(GIVEN REQUEST) Quote every line as written. Omit pictures.
═════ THE DATA
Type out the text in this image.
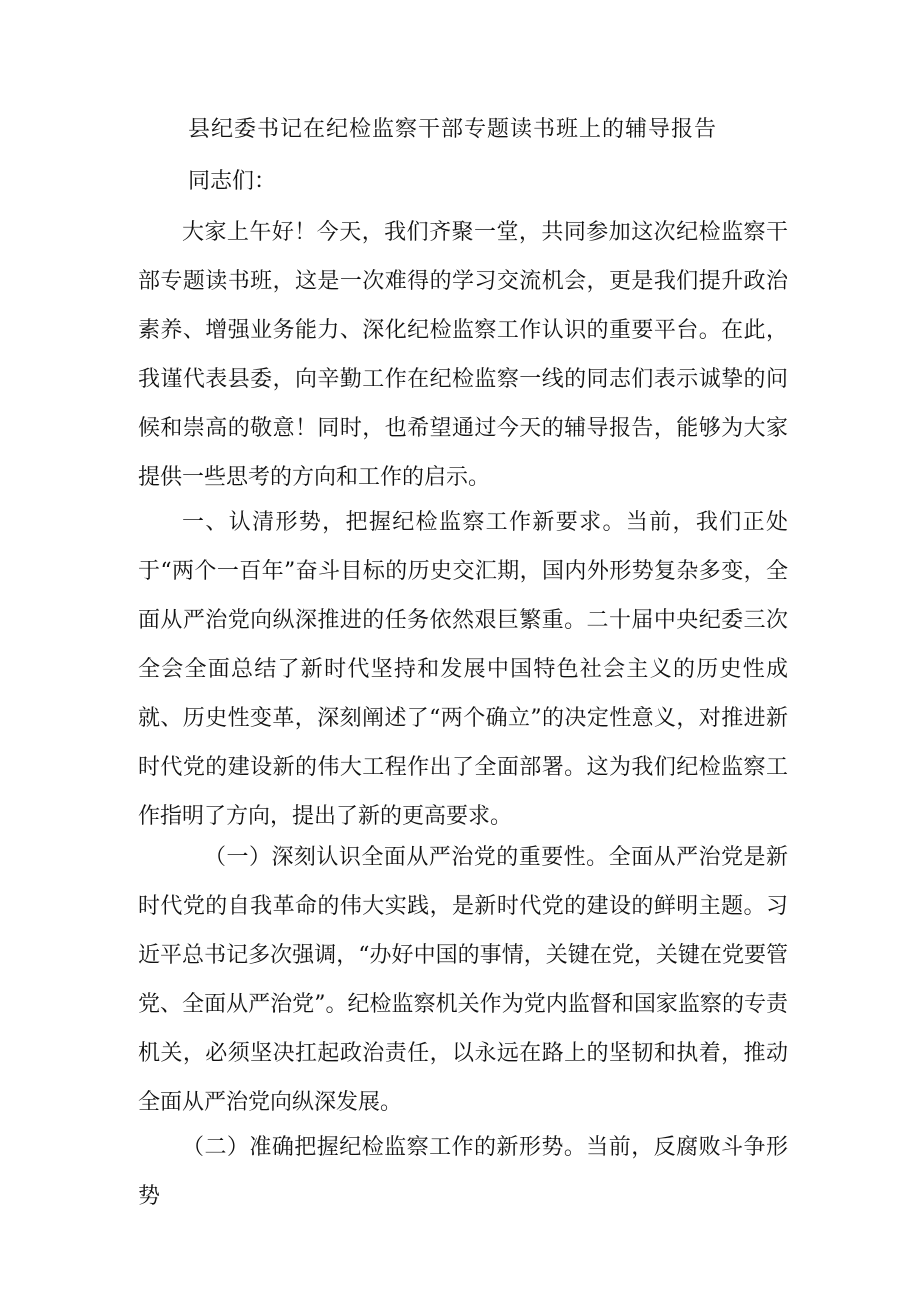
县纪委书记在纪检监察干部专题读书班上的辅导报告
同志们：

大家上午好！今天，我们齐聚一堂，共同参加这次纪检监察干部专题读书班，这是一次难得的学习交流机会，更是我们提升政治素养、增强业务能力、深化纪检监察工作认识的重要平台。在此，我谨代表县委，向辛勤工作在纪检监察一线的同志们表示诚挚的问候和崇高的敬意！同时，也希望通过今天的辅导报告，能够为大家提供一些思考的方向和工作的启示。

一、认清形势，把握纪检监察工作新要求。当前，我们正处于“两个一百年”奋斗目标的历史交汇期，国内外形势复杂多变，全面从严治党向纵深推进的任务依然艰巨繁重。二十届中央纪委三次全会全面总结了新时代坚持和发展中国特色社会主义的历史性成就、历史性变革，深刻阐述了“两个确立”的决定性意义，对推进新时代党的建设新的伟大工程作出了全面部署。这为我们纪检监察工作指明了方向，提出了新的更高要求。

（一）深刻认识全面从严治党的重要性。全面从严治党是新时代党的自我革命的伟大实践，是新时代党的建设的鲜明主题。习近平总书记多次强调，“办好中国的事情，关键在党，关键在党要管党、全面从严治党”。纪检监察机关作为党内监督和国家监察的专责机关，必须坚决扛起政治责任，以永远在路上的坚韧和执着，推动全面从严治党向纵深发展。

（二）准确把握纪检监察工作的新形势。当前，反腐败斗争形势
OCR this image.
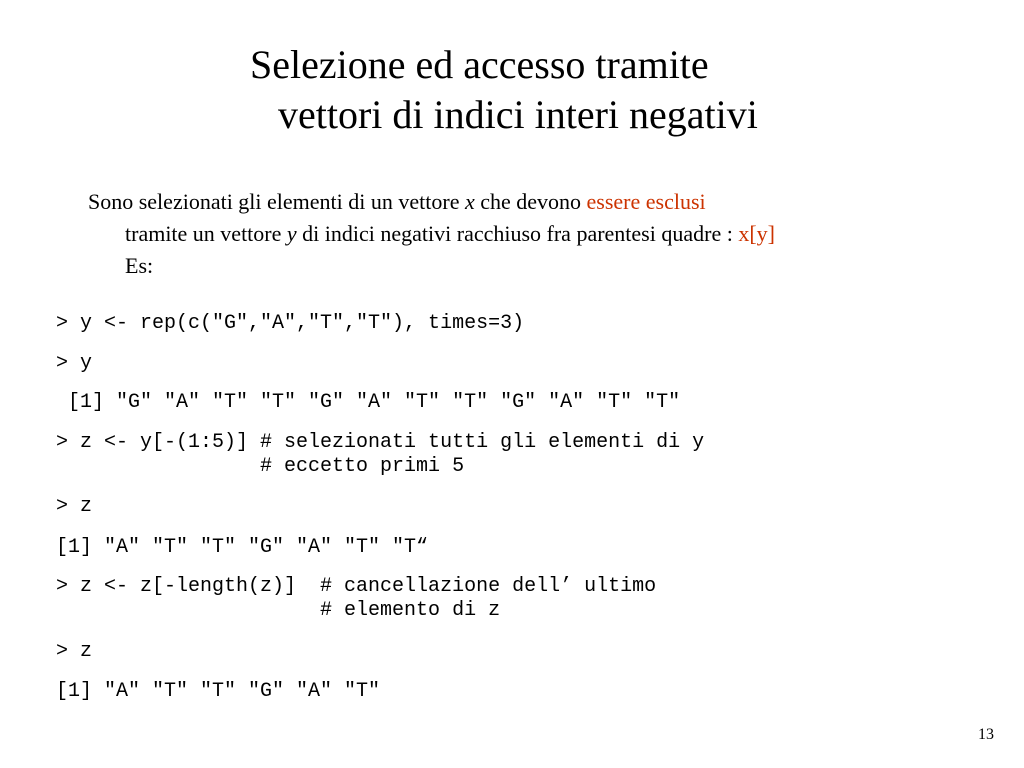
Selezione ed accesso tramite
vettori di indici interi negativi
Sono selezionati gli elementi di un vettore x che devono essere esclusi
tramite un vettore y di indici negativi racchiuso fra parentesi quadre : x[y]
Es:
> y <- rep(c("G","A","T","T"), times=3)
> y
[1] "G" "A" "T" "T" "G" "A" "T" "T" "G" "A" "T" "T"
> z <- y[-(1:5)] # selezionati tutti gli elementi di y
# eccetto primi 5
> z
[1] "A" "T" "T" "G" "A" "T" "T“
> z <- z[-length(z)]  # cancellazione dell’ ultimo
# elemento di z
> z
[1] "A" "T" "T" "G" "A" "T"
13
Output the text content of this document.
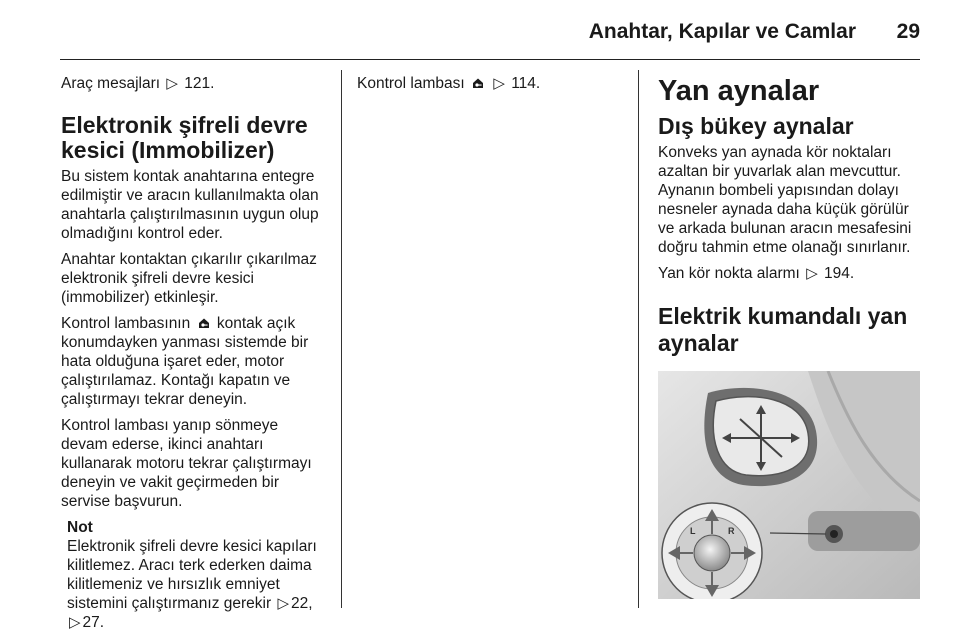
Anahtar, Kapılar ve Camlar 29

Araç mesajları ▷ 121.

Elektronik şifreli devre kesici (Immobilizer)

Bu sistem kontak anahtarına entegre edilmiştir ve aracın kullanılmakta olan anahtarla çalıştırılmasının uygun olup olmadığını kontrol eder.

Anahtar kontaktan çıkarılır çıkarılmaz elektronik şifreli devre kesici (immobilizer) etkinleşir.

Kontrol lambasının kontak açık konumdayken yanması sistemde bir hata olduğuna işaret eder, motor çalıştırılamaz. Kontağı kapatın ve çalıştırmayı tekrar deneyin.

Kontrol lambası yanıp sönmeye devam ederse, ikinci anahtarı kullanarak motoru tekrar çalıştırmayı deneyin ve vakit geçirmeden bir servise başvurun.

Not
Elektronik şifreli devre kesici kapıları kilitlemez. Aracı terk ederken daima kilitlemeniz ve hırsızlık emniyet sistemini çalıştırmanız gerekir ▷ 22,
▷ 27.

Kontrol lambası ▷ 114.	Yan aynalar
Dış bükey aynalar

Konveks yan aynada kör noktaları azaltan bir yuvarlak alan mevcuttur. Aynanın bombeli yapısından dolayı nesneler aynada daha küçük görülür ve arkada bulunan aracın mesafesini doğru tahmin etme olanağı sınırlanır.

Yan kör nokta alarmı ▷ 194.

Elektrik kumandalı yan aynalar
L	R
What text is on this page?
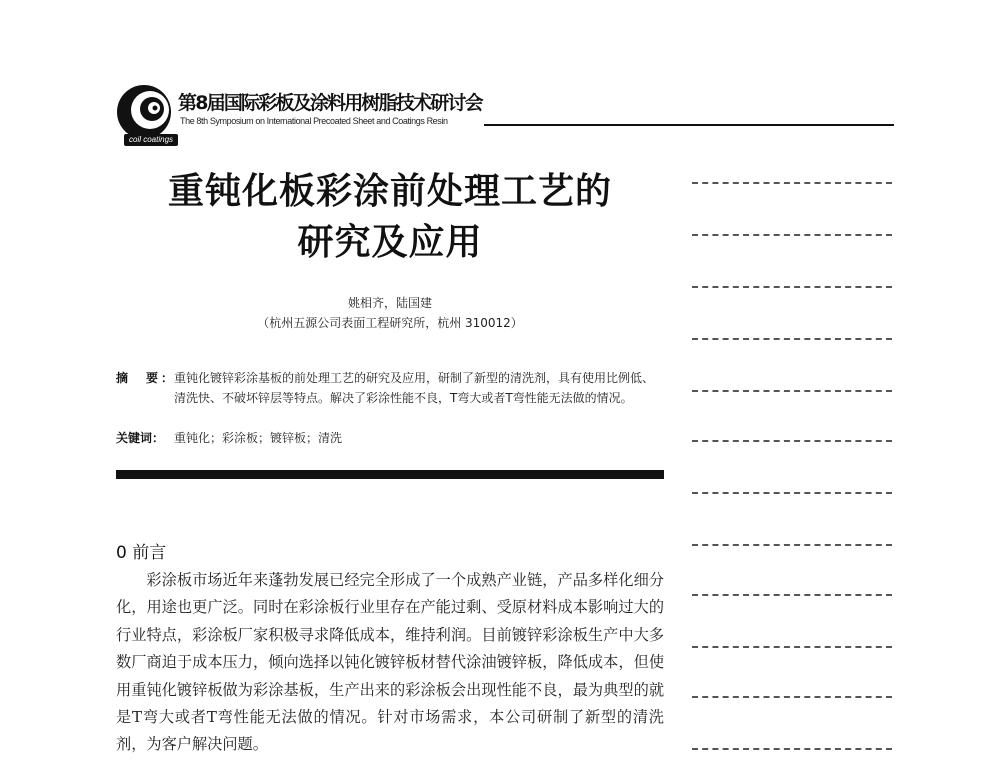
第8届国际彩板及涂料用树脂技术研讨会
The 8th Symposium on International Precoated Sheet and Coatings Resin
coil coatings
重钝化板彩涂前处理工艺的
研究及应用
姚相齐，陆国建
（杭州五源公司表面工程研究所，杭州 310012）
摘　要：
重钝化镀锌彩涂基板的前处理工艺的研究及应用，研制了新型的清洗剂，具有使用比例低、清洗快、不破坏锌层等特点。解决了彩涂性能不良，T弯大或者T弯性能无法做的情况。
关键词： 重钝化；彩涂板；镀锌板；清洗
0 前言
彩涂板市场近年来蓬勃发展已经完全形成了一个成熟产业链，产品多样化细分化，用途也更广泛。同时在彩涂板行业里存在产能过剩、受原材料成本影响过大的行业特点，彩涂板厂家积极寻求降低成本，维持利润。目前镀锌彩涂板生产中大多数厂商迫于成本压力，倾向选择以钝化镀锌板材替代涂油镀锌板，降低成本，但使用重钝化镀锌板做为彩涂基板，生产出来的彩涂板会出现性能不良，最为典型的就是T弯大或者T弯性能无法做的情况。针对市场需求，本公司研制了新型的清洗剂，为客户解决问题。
══════════
(ANSWER TO THIS PROBLEM)
Type out the text in this image.
县纪委书记在纪检监察干部专题读书班上的辅导报告
同志们：

大家上午好！今天，我们齐聚一堂，共同参加这次纪检监察干部专题读书班，这是一次难得的学习交流机会，更是我们提升政治素养、增强业务能力、深化纪检监察工作认识的重要平台。在此，我谨代表县委，向辛勤工作在纪检监察一线的同志们表示诚挚的问候和崇高的敬意！同时，也希望通过今天的辅导报告，能够为大家提供一些思考的方向和工作的启示。

一、认清形势，把握纪检监察工作新要求。当前，我们正处于“两个一百年”奋斗目标的历史交汇期，国内外形势复杂多变，全面从严治党向纵深推进的任务依然艰巨繁重。二十届中央纪委三次全会全面总结了新时代坚持和发展中国特色社会主义的历史性成就、历史性变革，深刻阐述了“两个确立”的决定性意义，对推进新时代党的建设新的伟大工程作出了全面部署。这为我们纪检监察工作指明了方向，提出了新的更高要求。

（一）深刻认识全面从严治党的重要性。全面从严治党是新时代党的自我革命的伟大实践，是新时代党的建设的鲜明主题。习近平总书记多次强调，“办好中国的事情，关键在党，关键在党要管党、全面从严治党”。纪检监察机关作为党内监督和国家监察的专责机关，必须坚决扛起政治责任，以永远在路上的坚韧和执着，推动全面从严治党向纵深发展。

（二）准确把握纪检监察工作的新形势。当前，反腐败斗争形势
OCR this image.
Selezione ed accesso tramite
vettori di indici interi negativi
Sono selezionati gli elementi di un vettore x che devono essere esclusi
tramite un vettore y di indici negativi racchiuso fra parentesi quadre : x[y]
Es:
> y <- rep(c("G","A","T","T"), times=3)
> y
[1] "G" "A" "T" "T" "G" "A" "T" "T" "G" "A" "T" "T"
> z <- y[-(1:5)] # selezionati tutti gli elementi di y
# eccetto primi 5
> z
[1] "A" "T" "T" "G" "A" "T" "T“
> z <- z[-length(z)]  # cancellazione dell’ ultimo
# elemento di z
> z
[1] "A" "T" "T" "G" "A" "T"
13
Output the text content of this document.
Anahtar, Kapılar ve Camlar 29

Araç mesajları ▷ 121.

Elektronik şifreli devre kesici (Immobilizer)

Bu sistem kontak anahtarına entegre edilmiştir ve aracın kullanılmakta olan anahtarla çalıştırılmasının uygun olup olmadığını kontrol eder.

Anahtar kontaktan çıkarılır çıkarılmaz elektronik şifreli devre kesici (immobilizer) etkinleşir.

Kontrol lambasının kontak açık konumdayken yanması sistemde bir hata olduğuna işaret eder, motor çalıştırılamaz. Kontağı kapatın ve çalıştırmayı tekrar deneyin.

Kontrol lambası yanıp sönmeye devam ederse, ikinci anahtarı kullanarak motoru tekrar çalıştırmayı deneyin ve vakit geçirmeden bir servise başvurun.

Not
Elektronik şifreli devre kesici kapıları kilitlemez. Aracı terk ederken daima kilitlemeniz ve hırsızlık emniyet sistemini çalıştırmanız gerekir ▷ 22,
▷ 27.

Kontrol lambası ▷ 114.	Yan aynalar
Dış bükey aynalar

Konveks yan aynada kör noktaları azaltan bir yuvarlak alan mevcuttur. Aynanın bombeli yapısından dolayı nesneler aynada daha küçük görülür ve arkada bulunan aracın mesafesini doğru tahmin etme olanağı sınırlanır.

Yan kör nokta alarmı ▷ 194.

Elektrik kumandalı yan aynalar
L	R
What text is on this page?
第8届国际彩板及涂料用树脂技术研讨会
The 8th Symposium on International Precoated Sheet and Coatings Resin
coil coatings
重钝化板彩涂前处理工艺的
研究及应用
姚相齐，陆国建
（杭州五源公司表面工程研究所，杭州 310012）
摘　要：
重钝化镀锌彩涂基板的前处理工艺的研究及应用，研制了新型的清洗剂，具有使用比例低、清洗快、不破坏锌层等特点。解决了彩涂性能不良，T弯大或者T弯性能无法做的情况。
关键词： 重钝化；彩涂板；镀锌板；清洗
0 前言
彩涂板市场近年来蓬勃发展已经完全形成了一个成熟产业链，产品多样化细分化，用途也更广泛。同时在彩涂板行业里存在产能过剩、受原材料成本影响过大的行业特点，彩涂板厂家积极寻求降低成本，维持利润。目前镀锌彩涂板生产中大多数厂商迫于成本压力，倾向选择以钝化镀锌板材替代涂油镀锌板，降低成本，但使用重钝化镀锌板做为彩涂基板，生产出来的彩涂板会出现性能不良，最为典型的就是T弯大或者T弯性能无法做的情况。针对市场需求，本公司研制了新型的清洗剂，为客户解决问题。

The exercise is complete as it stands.